Records for this exercise:
▬▬▬▬▬▬
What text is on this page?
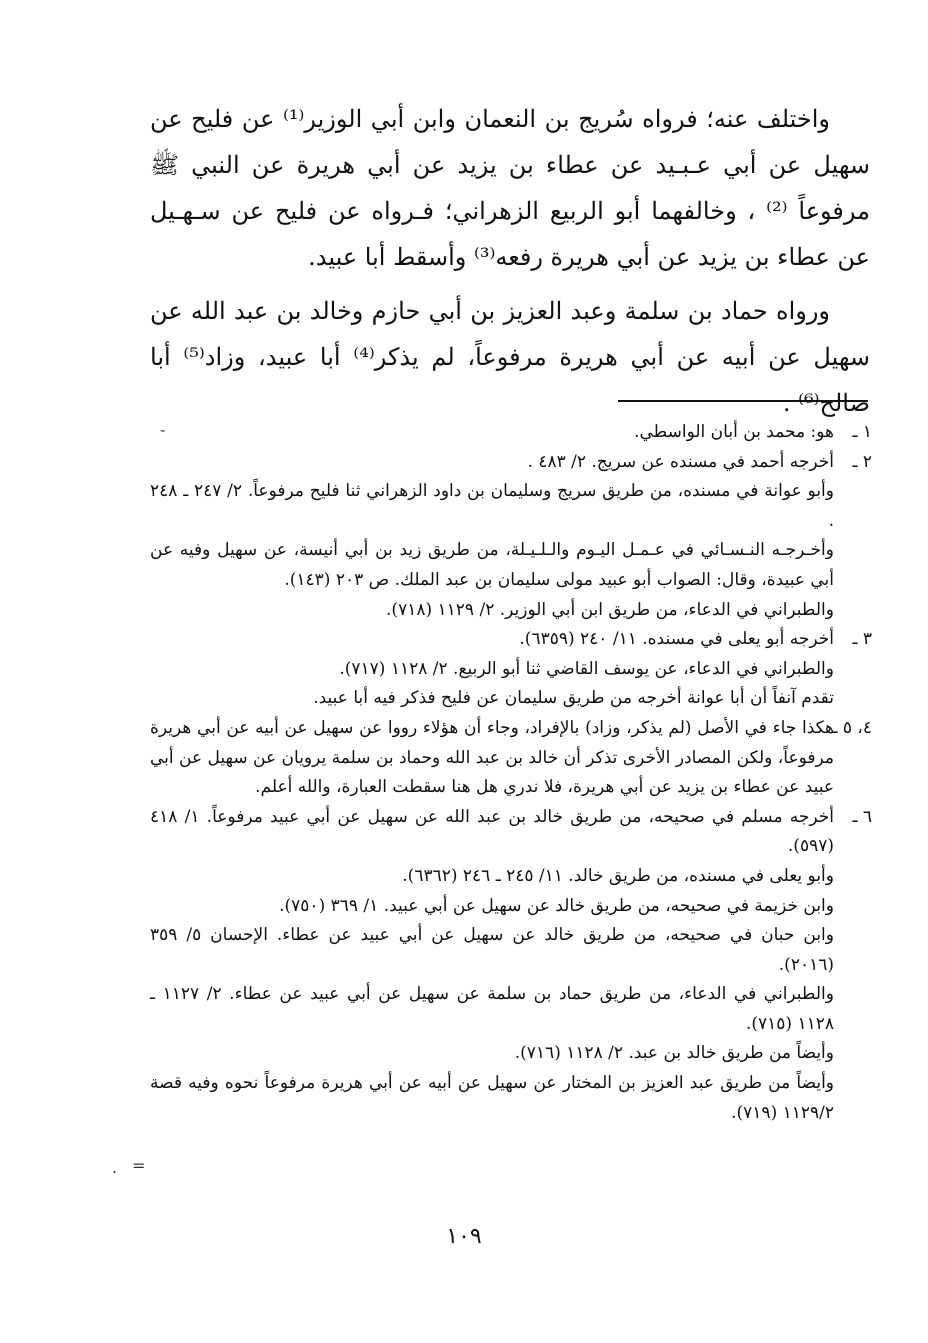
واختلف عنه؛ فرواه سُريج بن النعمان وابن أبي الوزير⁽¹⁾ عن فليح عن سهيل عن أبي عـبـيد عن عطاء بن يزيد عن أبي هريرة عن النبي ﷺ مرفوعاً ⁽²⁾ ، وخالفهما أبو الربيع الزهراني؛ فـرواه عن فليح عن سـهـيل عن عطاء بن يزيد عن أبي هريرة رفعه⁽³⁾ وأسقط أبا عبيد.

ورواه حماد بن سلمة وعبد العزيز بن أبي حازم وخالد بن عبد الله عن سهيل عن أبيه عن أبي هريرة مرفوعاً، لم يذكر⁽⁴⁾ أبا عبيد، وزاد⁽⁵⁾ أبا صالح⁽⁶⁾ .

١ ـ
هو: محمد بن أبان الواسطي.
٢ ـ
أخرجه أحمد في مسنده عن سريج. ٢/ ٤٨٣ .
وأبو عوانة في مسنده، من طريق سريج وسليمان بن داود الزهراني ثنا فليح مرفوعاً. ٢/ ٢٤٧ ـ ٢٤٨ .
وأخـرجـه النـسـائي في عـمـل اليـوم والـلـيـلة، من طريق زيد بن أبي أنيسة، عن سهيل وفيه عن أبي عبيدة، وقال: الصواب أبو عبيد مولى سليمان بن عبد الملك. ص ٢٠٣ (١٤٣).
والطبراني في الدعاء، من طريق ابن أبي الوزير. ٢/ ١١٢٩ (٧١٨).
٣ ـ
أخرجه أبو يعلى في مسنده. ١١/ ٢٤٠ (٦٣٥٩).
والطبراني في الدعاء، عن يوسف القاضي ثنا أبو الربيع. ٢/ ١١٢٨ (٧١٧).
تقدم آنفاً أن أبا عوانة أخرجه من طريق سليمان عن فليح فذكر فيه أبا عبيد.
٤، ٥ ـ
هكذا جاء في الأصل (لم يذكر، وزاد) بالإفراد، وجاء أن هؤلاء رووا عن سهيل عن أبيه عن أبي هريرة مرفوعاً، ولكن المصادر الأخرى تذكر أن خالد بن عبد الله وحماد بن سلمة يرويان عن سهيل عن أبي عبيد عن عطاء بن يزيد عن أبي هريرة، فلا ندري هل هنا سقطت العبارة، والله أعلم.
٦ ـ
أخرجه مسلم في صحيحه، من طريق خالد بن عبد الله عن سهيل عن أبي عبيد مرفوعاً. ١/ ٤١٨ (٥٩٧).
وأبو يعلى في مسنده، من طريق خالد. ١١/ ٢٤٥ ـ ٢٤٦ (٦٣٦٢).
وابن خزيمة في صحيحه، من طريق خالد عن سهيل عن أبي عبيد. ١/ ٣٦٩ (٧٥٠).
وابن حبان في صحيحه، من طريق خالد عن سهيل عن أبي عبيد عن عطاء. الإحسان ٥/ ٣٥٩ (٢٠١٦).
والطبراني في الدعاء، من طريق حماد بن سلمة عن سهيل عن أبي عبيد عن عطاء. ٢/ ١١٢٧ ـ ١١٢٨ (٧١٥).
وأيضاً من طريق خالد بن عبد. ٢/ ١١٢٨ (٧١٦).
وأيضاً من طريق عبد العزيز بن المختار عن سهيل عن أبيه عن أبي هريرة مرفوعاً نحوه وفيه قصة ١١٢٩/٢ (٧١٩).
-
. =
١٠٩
▬▬▬▬▬▬
Work instructions: What is the number of lines containing "وأبو"? Give that number only.

Complete output: 2